### Available data
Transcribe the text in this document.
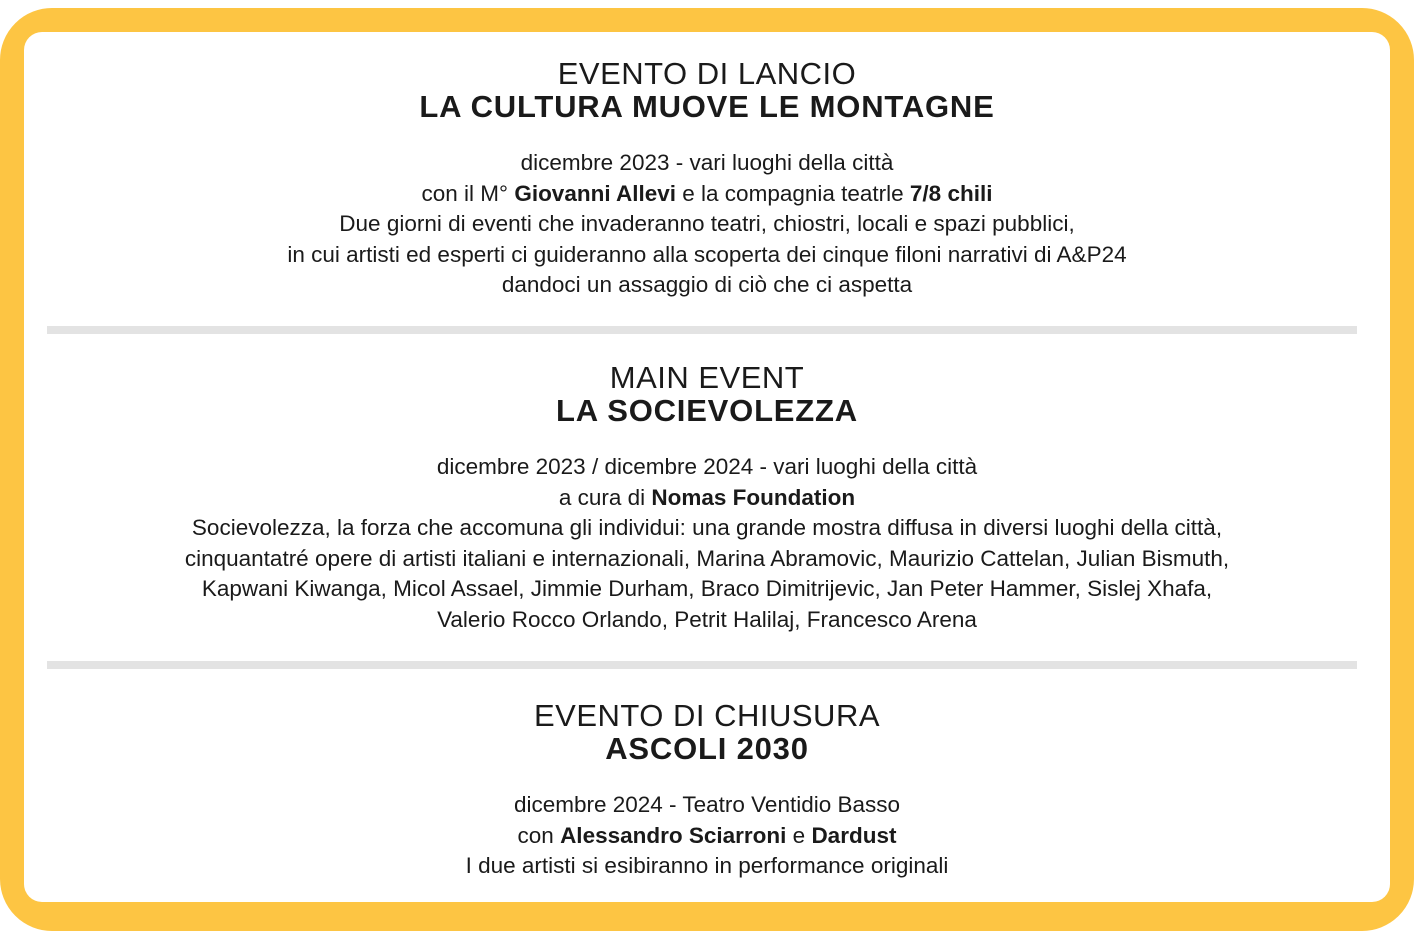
EVENTO DI LANCIO
LA CULTURA MUOVE LE MONTAGNE
dicembre 2023 - vari luoghi della città
con il M° Giovanni Allevi e la compagnia teatrle 7/8 chili
Due giorni di eventi che invaderanno teatri, chiostri, locali e spazi pubblici,
in cui artisti ed esperti ci guideranno alla scoperta dei cinque filoni narrativi di A&P24
dandoci un assaggio di ciò che ci aspetta
MAIN EVENT
LA SOCIEVOLEZZA
dicembre 2023 / dicembre 2024 - vari luoghi della città
a cura di Nomas Foundation
Socievolezza, la forza che accomuna gli individui: una grande mostra diffusa in diversi luoghi della città,
cinquantatré opere di artisti italiani e internazionali, Marina Abramovic, Maurizio Cattelan, Julian Bismuth,
Kapwani Kiwanga, Micol Assael, Jimmie Durham, Braco Dimitrijevic, Jan Peter Hammer, Sislej Xhafa,
Valerio Rocco Orlando, Petrit Halilaj, Francesco Arena
EVENTO DI CHIUSURA
ASCOLI 2030
dicembre 2024 - Teatro Ventidio Basso
con Alessandro Sciarroni e Dardust
I due artisti si esibiranno in performance originali
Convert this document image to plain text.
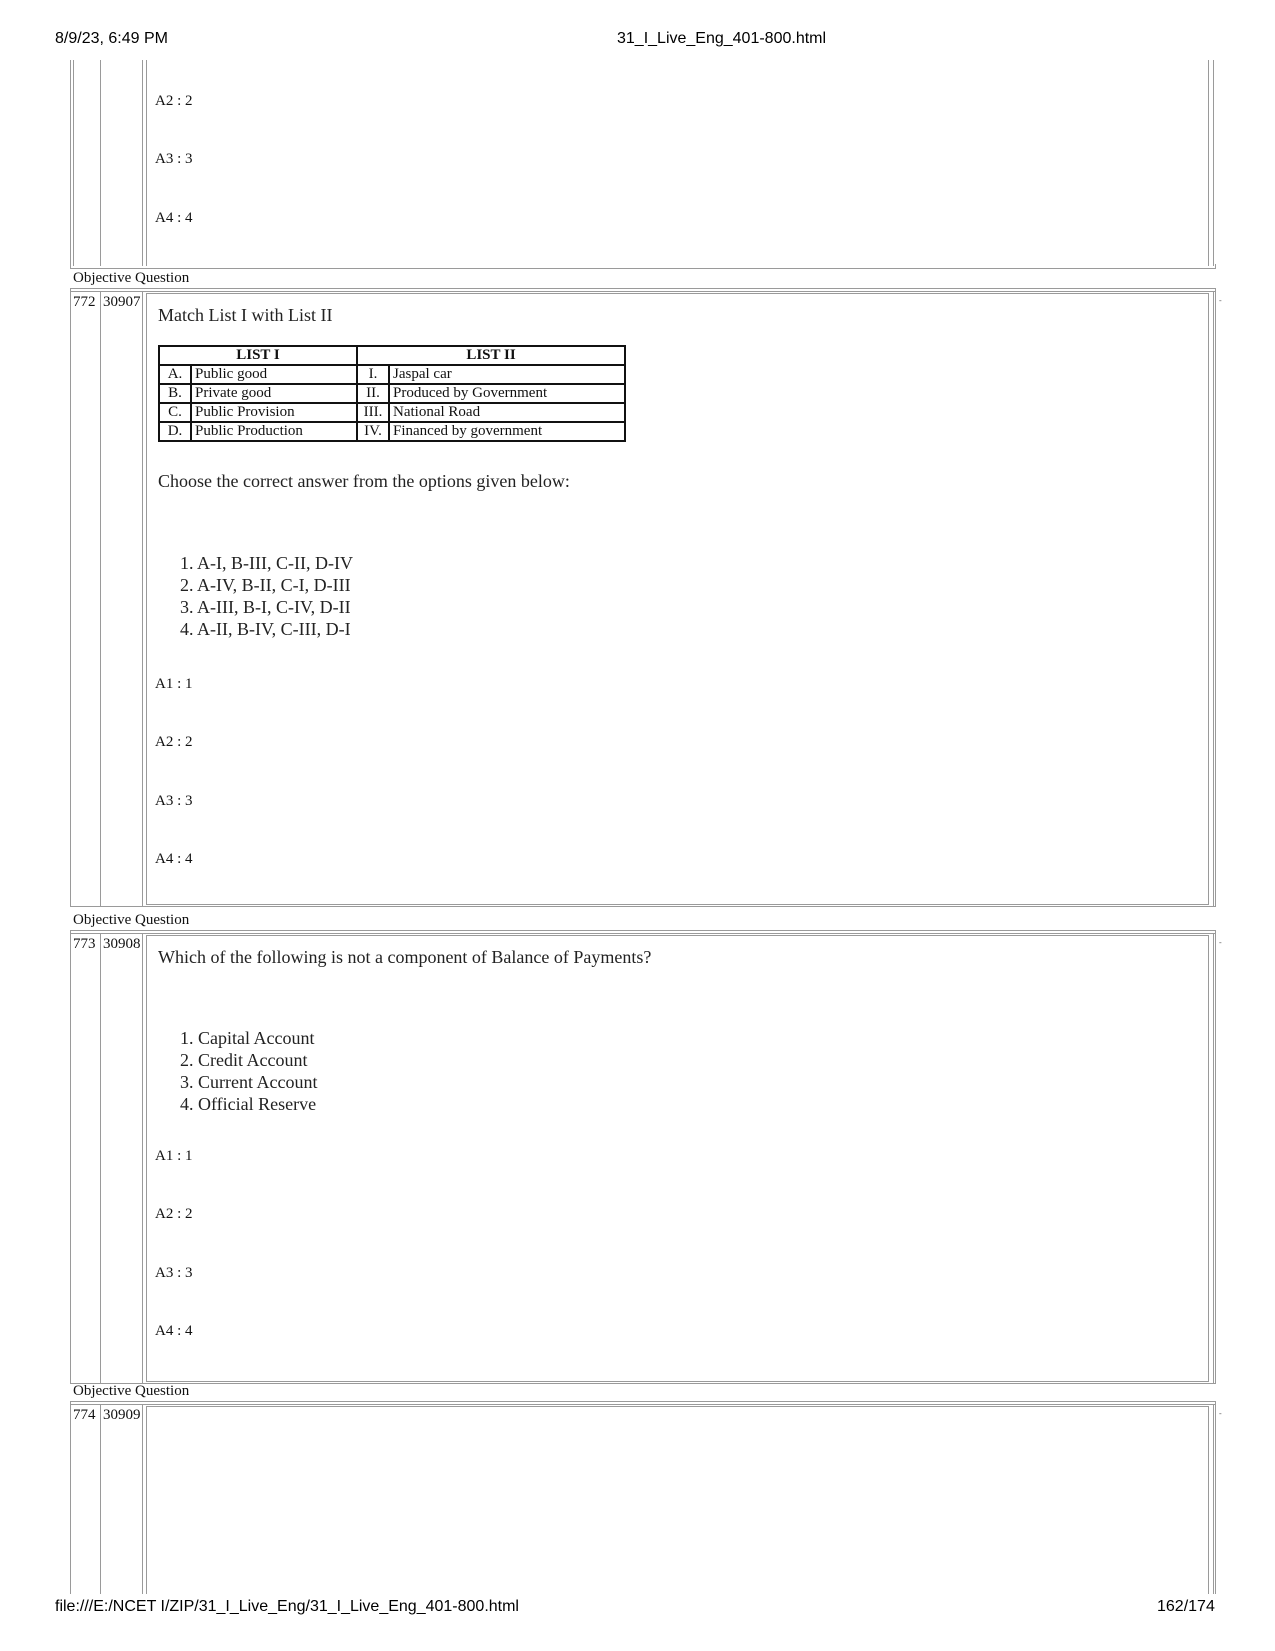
8/9/23, 6:49 PM	31_I_Live_Eng_401-800.html
file:///E:/NCET I/ZIP/31_I_Live_Eng/31_I_Live_Eng_401-800.html	162/174
A2 : 2
A3 : 3
A4 : 4
Objective Question
772 30907	-
Match List I with List II
LIST I		LIST II	
A.	Public good	I.	Jaspal car
B.	Private good	II.	Produced by Government
C.	Public Provision	III.	National Road
D.	Public Production	IV.	Financed by government
Choose the correct answer from the options given below:
1. A-I, B-III, C-II, D-IV
2. A-IV, B-II, C-I, D-III
3. A-III, B-I, C-IV, D-II
4. A-II, B-IV, C-III, D-I
A1 : 1
A2 : 2
A3 : 3
A4 : 4
Objective Question
773 30908	-
Which of the following is not a component of Balance of Payments?
1. Capital Account
2. Credit Account
3. Current Account
4. Official Reserve
A1 : 1
A2 : 2
A3 : 3
A4 : 4
Objective Question
774 30909	-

### What you need to do
Pictures in the data above should not be copied; transcribe everything else exactly.

### Exercise output
Transcribe the text in this document.
EVENTO DI LANCIO
LA CULTURA MUOVE LE MONTAGNE
dicembre 2023 - vari luoghi della città
con il M° Giovanni Allevi e la compagnia teatrle 7/8 chili
Due giorni di eventi che invaderanno teatri, chiostri, locali e spazi pubblici,
in cui artisti ed esperti ci guideranno alla scoperta dei cinque filoni narrativi di A&P24
dandoci un assaggio di ciò che ci aspetta
MAIN EVENT
LA SOCIEVOLEZZA
dicembre 2023 / dicembre 2024 - vari luoghi della città
a cura di Nomas Foundation
Socievolezza, la forza che accomuna gli individui: una grande mostra diffusa in diversi luoghi della città,
cinquantatré opere di artisti italiani e internazionali, Marina Abramovic, Maurizio Cattelan, Julian Bismuth,
Kapwani Kiwanga, Micol Assael, Jimmie Durham, Braco Dimitrijevic, Jan Peter Hammer, Sislej Xhafa,
Valerio Rocco Orlando, Petrit Halilaj, Francesco Arena
EVENTO DI CHIUSURA
ASCOLI 2030
dicembre 2024 - Teatro Ventidio Basso
con Alessandro Sciarroni e Dardust
I due artisti si esibiranno in performance originali
Convert this document image to plain text.
8/9/23, 6:49 PM	31_I_Live_Eng_401-800.html
file:///E:/NCET I/ZIP/31_I_Live_Eng/31_I_Live_Eng_401-800.html	162/174
A2 : 2
A3 : 3
A4 : 4
Objective Question
772 30907	-
Match List I with List II
LIST I		LIST II	
A.	Public good	I.	Jaspal car
B.	Private good	II.	Produced by Government
C.	Public Provision	III.	National Road
D.	Public Production	IV.	Financed by government
Choose the correct answer from the options given below:
1. A-I, B-III, C-II, D-IV
2. A-IV, B-II, C-I, D-III
3. A-III, B-I, C-IV, D-II
4. A-II, B-IV, C-III, D-I
A1 : 1
A2 : 2
A3 : 3
A4 : 4
Objective Question
773 30908	-
Which of the following is not a component of Balance of Payments?
1. Capital Account
2. Credit Account
3. Current Account
4. Official Reserve
A1 : 1
A2 : 2
A3 : 3
A4 : 4
Objective Question
774 30909	-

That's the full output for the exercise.